**Problem description**: Using the listing below, please gather every line containing the word "title".

**Material provided**:

[Begin]

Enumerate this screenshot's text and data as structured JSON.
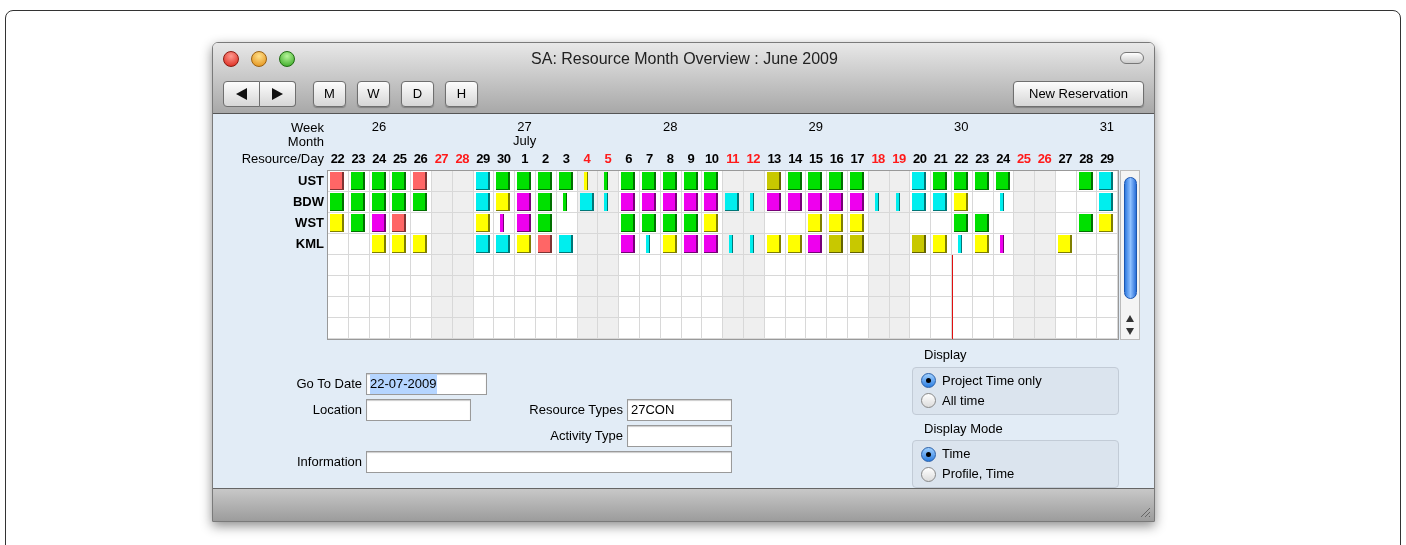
{
  "window": {
    "title": "SA: Resource Month Overview : June 2009"
  },
  "toolbar": {
    "view_buttons": [
      "M",
      "W",
      "D",
      "H"
    ],
    "new_reservation": "New Reservation"
  },
  "schedule": {
    "header_labels": [
      "Week",
      "Month",
      "Resource/Day"
    ],
    "days": [
      {
        "label": "22",
        "weekend": false,
        "today": false
      },
      {
        "label": "23",
        "weekend": false,
        "today": false
      },
      {
        "label": "24",
        "weekend": false,
        "today": false,
        "week": "26"
      },
      {
        "label": "25",
        "weekend": false,
        "today": false
      },
      {
        "label": "26",
        "weekend": false,
        "today": false
      },
      {
        "label": "27",
        "weekend": true,
        "today": false
      },
      {
        "label": "28",
        "weekend": true,
        "today": false
      },
      {
        "label": "29",
        "weekend": false,
        "today": false
      },
      {
        "label": "30",
        "weekend": false,
        "today": false
      },
      {
        "label": "1",
        "weekend": false,
        "today": false,
        "week": "27",
        "month": "July"
      },
      {
        "label": "2",
        "weekend": false,
        "today": false
      },
      {
        "label": "3",
        "weekend": false,
        "today": false
      },
      {
        "label": "4",
        "weekend": true,
        "today": false
      },
      {
        "label": "5",
        "weekend": true,
        "today": false
      },
      {
        "label": "6",
        "weekend": false,
        "today": false
      },
      {
        "label": "7",
        "weekend": false,
        "today": false
      },
      {
        "label": "8",
        "weekend": false,
        "today": false,
        "week": "28"
      },
      {
        "label": "9",
        "weekend": false,
        "today": false
      },
      {
        "label": "10",
        "weekend": false,
        "today": false
      },
      {
        "label": "11",
        "weekend": true,
        "today": false
      },
      {
        "label": "12",
        "weekend": true,
        "today": false
      },
      {
        "label": "13",
        "weekend": false,
        "today": false
      },
      {
        "label": "14",
        "weekend": false,
        "today": false
      },
      {
        "label": "15",
        "weekend": false,
        "today": false,
        "week": "29"
      },
      {
        "label": "16",
        "weekend": false,
        "today": false
      },
      {
        "label": "17",
        "weekend": false,
        "today": false
      },
      {
        "label": "18",
        "weekend": true,
        "today": false
      },
      {
        "label": "19",
        "weekend": true,
        "today": false
      },
      {
        "label": "20",
        "weekend": false,
        "today": false
      },
      {
        "label": "21",
        "weekend": false,
        "today": false
      },
      {
        "label": "22",
        "weekend": false,
        "today": true,
        "week": "30"
      },
      {
        "label": "23",
        "weekend": false,
        "today": false
      },
      {
        "label": "24",
        "weekend": false,
        "today": false
      },
      {
        "label": "25",
        "weekend": true,
        "today": false
      },
      {
        "label": "26",
        "weekend": true,
        "today": false
      },
      {
        "label": "27",
        "weekend": false,
        "today": false
      },
      {
        "label": "28",
        "weekend": false,
        "today": false
      },
      {
        "label": "29",
        "weekend": false,
        "today": false,
        "week": "31"
      }
    ],
    "resources": [
      {
        "name": "UST",
        "bookings": [
          {
            "kind": "block",
            "color": "#ff6666"
          },
          {
            "kind": "block",
            "color": "#00e000"
          },
          {
            "kind": "block",
            "color": "#00e000"
          },
          {
            "kind": "block",
            "color": "#00e000"
          },
          {
            "kind": "block",
            "color": "#ff6666"
          },
          {
            "kind": "empty"
          },
          {
            "kind": "empty"
          },
          {
            "kind": "block",
            "color": "#00eeee"
          },
          {
            "kind": "block",
            "color": "#00e000"
          },
          {
            "kind": "block",
            "color": "#00e000"
          },
          {
            "kind": "block",
            "color": "#00e000"
          },
          {
            "kind": "block",
            "color": "#00e000"
          },
          {
            "kind": "thin",
            "color": "#ffff00"
          },
          {
            "kind": "thin",
            "color": "#00e000"
          },
          {
            "kind": "block",
            "color": "#00e000"
          },
          {
            "kind": "block",
            "color": "#00e000"
          },
          {
            "kind": "block",
            "color": "#00e000"
          },
          {
            "kind": "block",
            "color": "#00e000"
          },
          {
            "kind": "block",
            "color": "#00e000"
          },
          {
            "kind": "empty"
          },
          {
            "kind": "empty"
          },
          {
            "kind": "block",
            "color": "#c8c800"
          },
          {
            "kind": "block",
            "color": "#00e000"
          },
          {
            "kind": "block",
            "color": "#00e000"
          },
          {
            "kind": "block",
            "color": "#00e000"
          },
          {
            "kind": "block",
            "color": "#00e000"
          },
          {
            "kind": "empty"
          },
          {
            "kind": "empty"
          },
          {
            "kind": "block",
            "color": "#00eeee"
          },
          {
            "kind": "block",
            "color": "#00e000"
          },
          {
            "kind": "block",
            "color": "#00e000"
          },
          {
            "kind": "block",
            "color": "#00e000"
          },
          {
            "kind": "block",
            "color": "#00e000"
          },
          {
            "kind": "empty"
          },
          {
            "kind": "empty"
          },
          {
            "kind": "empty"
          },
          {
            "kind": "block",
            "color": "#00e000"
          },
          {
            "kind": "block",
            "color": "#00eeee"
          }
        ]
      },
      {
        "name": "BDW",
        "bookings": [
          {
            "kind": "block",
            "color": "#00e000"
          },
          {
            "kind": "block",
            "color": "#00e000"
          },
          {
            "kind": "block",
            "color": "#00e000"
          },
          {
            "kind": "block",
            "color": "#00e000"
          },
          {
            "kind": "block",
            "color": "#00e000"
          },
          {
            "kind": "empty"
          },
          {
            "kind": "empty"
          },
          {
            "kind": "block",
            "color": "#00eeee"
          },
          {
            "kind": "block",
            "color": "#ffff00"
          },
          {
            "kind": "block",
            "color": "#ee00ee"
          },
          {
            "kind": "block",
            "color": "#00e000"
          },
          {
            "kind": "thin",
            "color": "#00e000"
          },
          {
            "kind": "block",
            "color": "#00eeee"
          },
          {
            "kind": "thin",
            "color": "#00eeee"
          },
          {
            "kind": "block",
            "color": "#ee00ee"
          },
          {
            "kind": "block",
            "color": "#ee00ee"
          },
          {
            "kind": "block",
            "color": "#ee00ee"
          },
          {
            "kind": "block",
            "color": "#ee00ee"
          },
          {
            "kind": "block",
            "color": "#ee00ee"
          },
          {
            "kind": "block",
            "color": "#00eeee"
          },
          {
            "kind": "thin",
            "color": "#00eeee"
          },
          {
            "kind": "block",
            "color": "#ee00ee"
          },
          {
            "kind": "block",
            "color": "#ee00ee"
          },
          {
            "kind": "block",
            "color": "#ee00ee"
          },
          {
            "kind": "block",
            "color": "#ee00ee"
          },
          {
            "kind": "block",
            "color": "#ee00ee"
          },
          {
            "kind": "thin",
            "color": "#00eeee"
          },
          {
            "kind": "thin",
            "color": "#00eeee"
          },
          {
            "kind": "block",
            "color": "#00eeee"
          },
          {
            "kind": "block",
            "color": "#00eeee"
          },
          {
            "kind": "block",
            "color": "#ffff00"
          },
          {
            "kind": "empty"
          },
          {
            "kind": "thin",
            "color": "#00eeee"
          },
          {
            "kind": "empty"
          },
          {
            "kind": "empty"
          },
          {
            "kind": "empty"
          },
          {
            "kind": "empty"
          },
          {
            "kind": "block",
            "color": "#00eeee"
          }
        ]
      },
      {
        "name": "WST",
        "bookings": [
          {
            "kind": "block",
            "color": "#ffff00"
          },
          {
            "kind": "block",
            "color": "#00e000"
          },
          {
            "kind": "block",
            "color": "#ee00ee"
          },
          {
            "kind": "block",
            "color": "#ff6666"
          },
          {
            "kind": "empty"
          },
          {
            "kind": "empty"
          },
          {
            "kind": "empty"
          },
          {
            "kind": "block",
            "color": "#ffff00"
          },
          {
            "kind": "thin",
            "color": "#ee00ee"
          },
          {
            "kind": "block",
            "color": "#ee00ee"
          },
          {
            "kind": "block",
            "color": "#00e000"
          },
          {
            "kind": "empty"
          },
          {
            "kind": "empty"
          },
          {
            "kind": "empty"
          },
          {
            "kind": "block",
            "color": "#00e000"
          },
          {
            "kind": "block",
            "color": "#00e000"
          },
          {
            "kind": "block",
            "color": "#00e000"
          },
          {
            "kind": "block",
            "color": "#00e000"
          },
          {
            "kind": "block",
            "color": "#ffff00"
          },
          {
            "kind": "empty"
          },
          {
            "kind": "empty"
          },
          {
            "kind": "empty"
          },
          {
            "kind": "empty"
          },
          {
            "kind": "block",
            "color": "#ffff00"
          },
          {
            "kind": "block",
            "color": "#ffff00"
          },
          {
            "kind": "block",
            "color": "#ffff00"
          },
          {
            "kind": "empty"
          },
          {
            "kind": "empty"
          },
          {
            "kind": "empty"
          },
          {
            "kind": "empty"
          },
          {
            "kind": "block",
            "color": "#00e000"
          },
          {
            "kind": "block",
            "color": "#00e000"
          },
          {
            "kind": "empty"
          },
          {
            "kind": "empty"
          },
          {
            "kind": "empty"
          },
          {
            "kind": "empty"
          },
          {
            "kind": "block",
            "color": "#00e000"
          },
          {
            "kind": "block",
            "color": "#ffff00"
          }
        ]
      },
      {
        "name": "KML",
        "bookings": [
          {
            "kind": "empty"
          },
          {
            "kind": "empty"
          },
          {
            "kind": "block",
            "color": "#ffff00"
          },
          {
            "kind": "block",
            "color": "#ffff00"
          },
          {
            "kind": "block",
            "color": "#ffff00"
          },
          {
            "kind": "empty"
          },
          {
            "kind": "empty"
          },
          {
            "kind": "block",
            "color": "#00eeee"
          },
          {
            "kind": "block",
            "color": "#00eeee"
          },
          {
            "kind": "block",
            "color": "#ffff00"
          },
          {
            "kind": "block",
            "color": "#ff6666"
          },
          {
            "kind": "block",
            "color": "#00eeee"
          },
          {
            "kind": "empty"
          },
          {
            "kind": "empty"
          },
          {
            "kind": "block",
            "color": "#ee00ee"
          },
          {
            "kind": "thin",
            "color": "#00eeee"
          },
          {
            "kind": "block",
            "color": "#ffff00"
          },
          {
            "kind": "block",
            "color": "#ee00ee"
          },
          {
            "kind": "block",
            "color": "#ee00ee"
          },
          {
            "kind": "thin",
            "color": "#00eeee"
          },
          {
            "kind": "thin",
            "color": "#00eeee"
          },
          {
            "kind": "block",
            "color": "#ffff00"
          },
          {
            "kind": "block",
            "color": "#ffff00"
          },
          {
            "kind": "block",
            "color": "#ee00ee"
          },
          {
            "kind": "block",
            "color": "#c8c800"
          },
          {
            "kind": "block",
            "color": "#c8c800"
          },
          {
            "kind": "empty"
          },
          {
            "kind": "empty"
          },
          {
            "kind": "block",
            "color": "#c8c800"
          },
          {
            "kind": "block",
            "color": "#ffff00"
          },
          {
            "kind": "thin",
            "color": "#00eeee"
          },
          {
            "kind": "block",
            "color": "#ffff00"
          },
          {
            "kind": "thin",
            "color": "#ee00ee"
          },
          {
            "kind": "empty"
          },
          {
            "kind": "empty"
          },
          {
            "kind": "block",
            "color": "#ffff00"
          },
          {
            "kind": "empty"
          },
          {
            "kind": "empty"
          }
        ]
      }
    ]
  },
  "form": {
    "go_to_date": {
      "label": "Go To Date",
      "value": "22-07-2009",
      "highlighted": true
    },
    "location": {
      "label": "Location"
    },
    "resource_types": {
      "label": "Resource Types",
      "value": "27CON"
    },
    "activity_type": {
      "label": "Activity Type"
    },
    "information": {
      "label": "Information"
    }
  },
  "option_groups": [
    {
      "title": "Display",
      "options": [
        {
          "label": "Project Time only",
          "selected": true
        },
        {
          "label": "All time",
          "selected": false
        }
      ]
    },
    {
      "title": "Display Mode",
      "options": [
        {
          "label": "Time",
          "selected": true
        },
        {
          "label": "Profile, Time",
          "selected": false
        }
      ]
    }
  ]
}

[End]

**Answer for the task**:
    "title": "SA: Resource Month Overview : June 2009"
      "title": "Display",
      "title": "Display Mode",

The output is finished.